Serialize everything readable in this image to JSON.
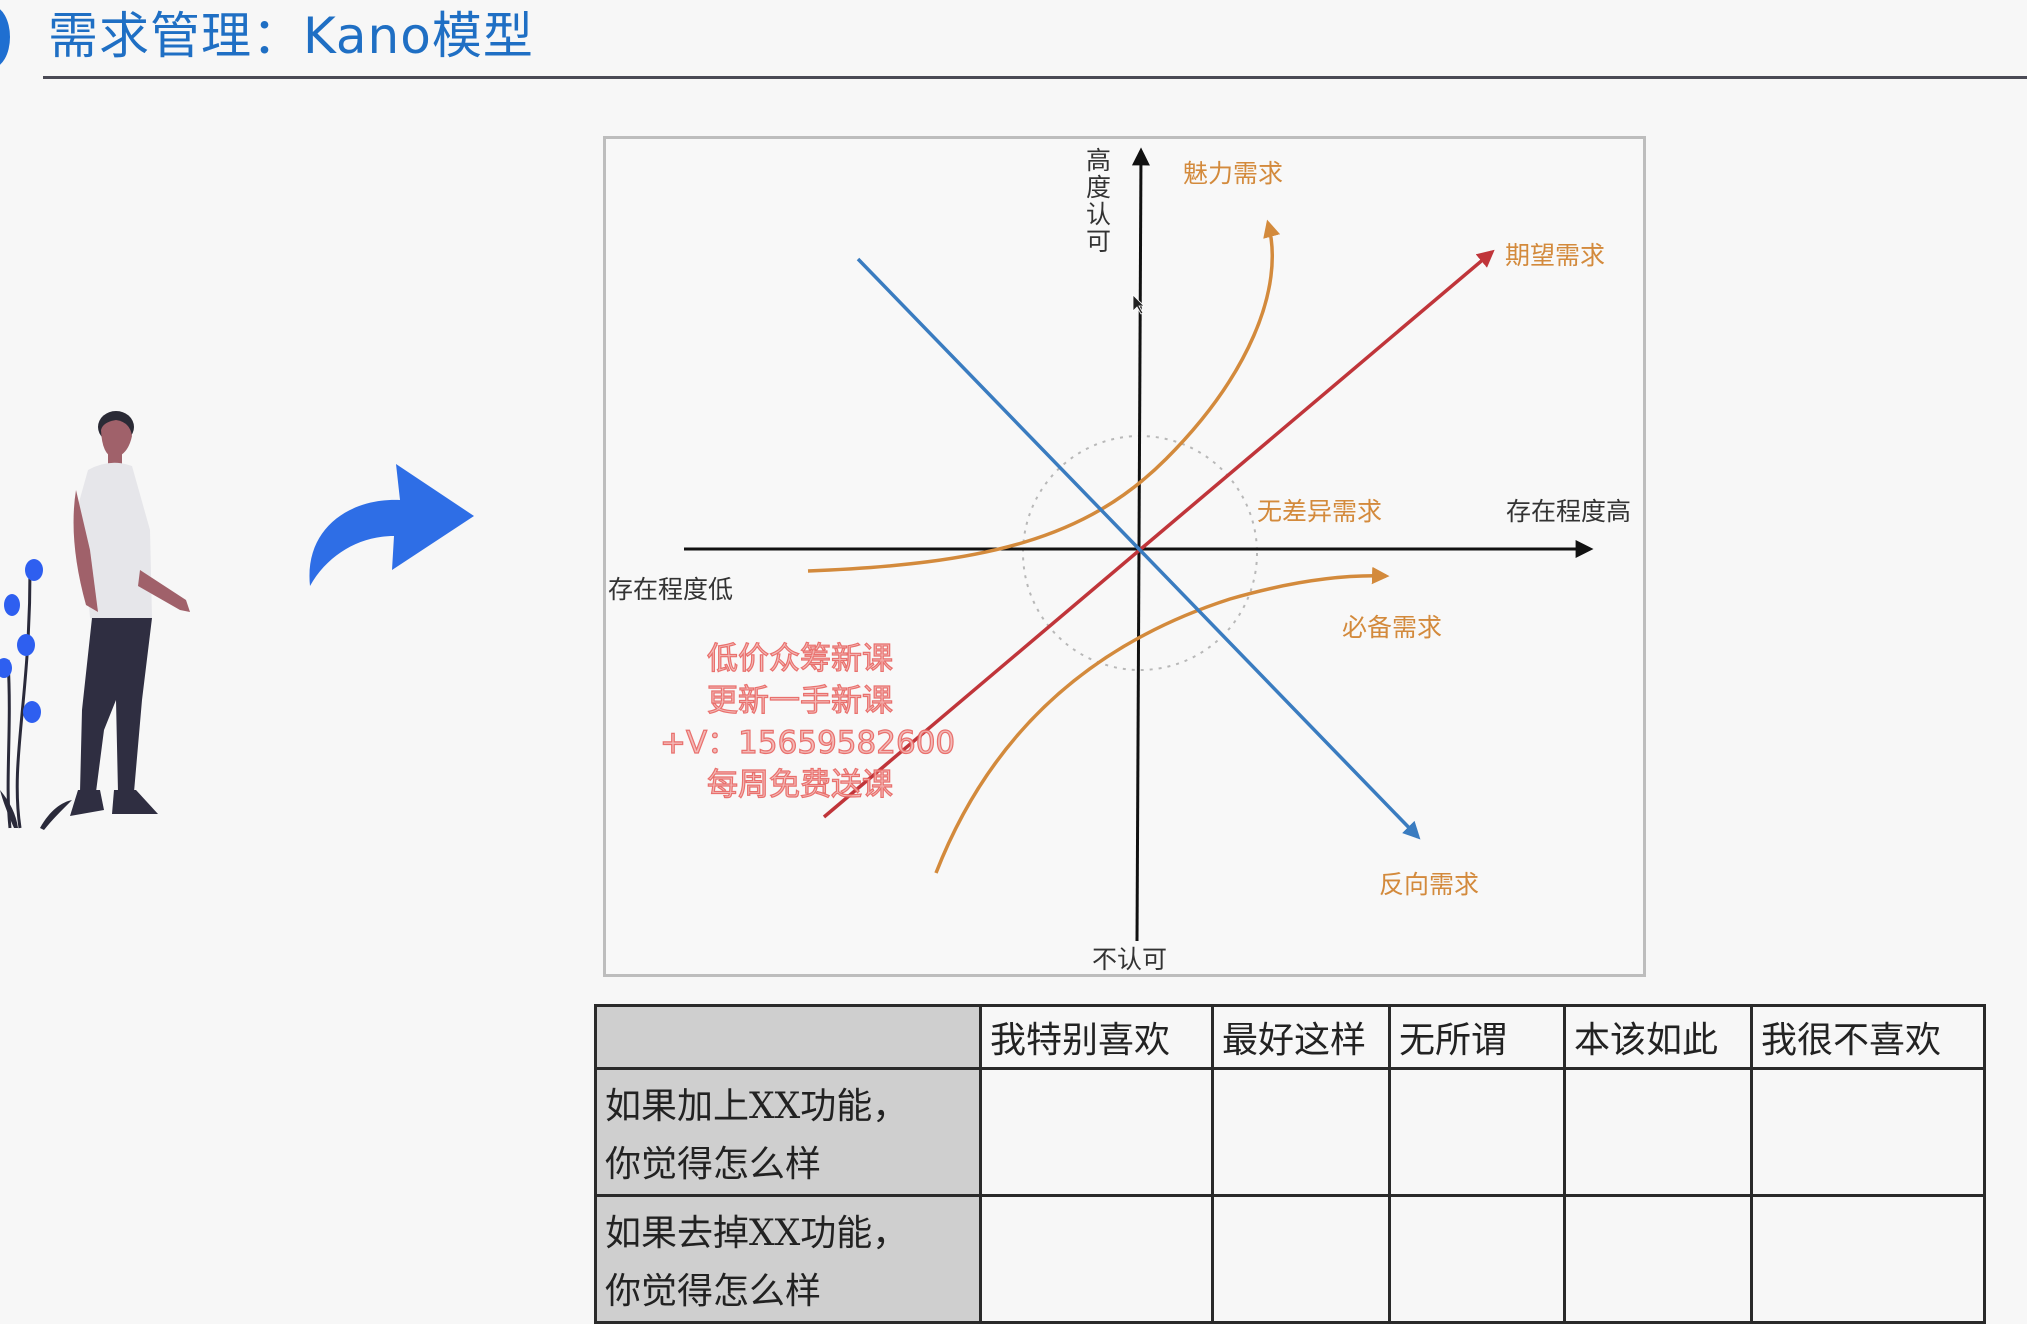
{
  "title": "需求管理：Kano模型",
  "diagram": {
    "y_axis_top": "高度认可",
    "y_axis_bottom": "不认可",
    "x_axis_right": "存在程度高",
    "x_axis_left": "存在程度低",
    "curves": [
      {
        "label": "魅力需求",
        "color": "#d38a3c"
      },
      {
        "label": "期望需求",
        "color": "#c0353a"
      },
      {
        "label": "无差异需求",
        "color": "#d38a3c"
      },
      {
        "label": "必备需求",
        "color": "#d38a3c"
      },
      {
        "label": "反向需求",
        "color": "#3a7cc0"
      }
    ]
  },
  "watermark": [
    "低价众筹新课",
    "更新一手新课",
    "+V：15659582600",
    "每周免费送课"
  ],
  "table": {
    "columns": [
      "我特别喜欢",
      "最好这样",
      "无所谓",
      "本该如此",
      "我很不喜欢"
    ],
    "rows": [
      {
        "line1": "如果加上XX功能，",
        "line2": "你觉得怎么样"
      },
      {
        "line1": "如果去掉XX功能，",
        "line2": "你觉得怎么样"
      }
    ]
  },
  "colors": {
    "title": "#1f6fc4",
    "accent_arrow": "#2e6ee6",
    "figure_plant": "#2e5ff0"
  }
}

== == ==

• **Exercise**
Copy every line from the records above that contains the word "label".

• **Response below**
        "label": "魅力需求",
        "label": "期望需求",
        "label": "无差异需求",
        "label": "必备需求",
        "label": "反向需求",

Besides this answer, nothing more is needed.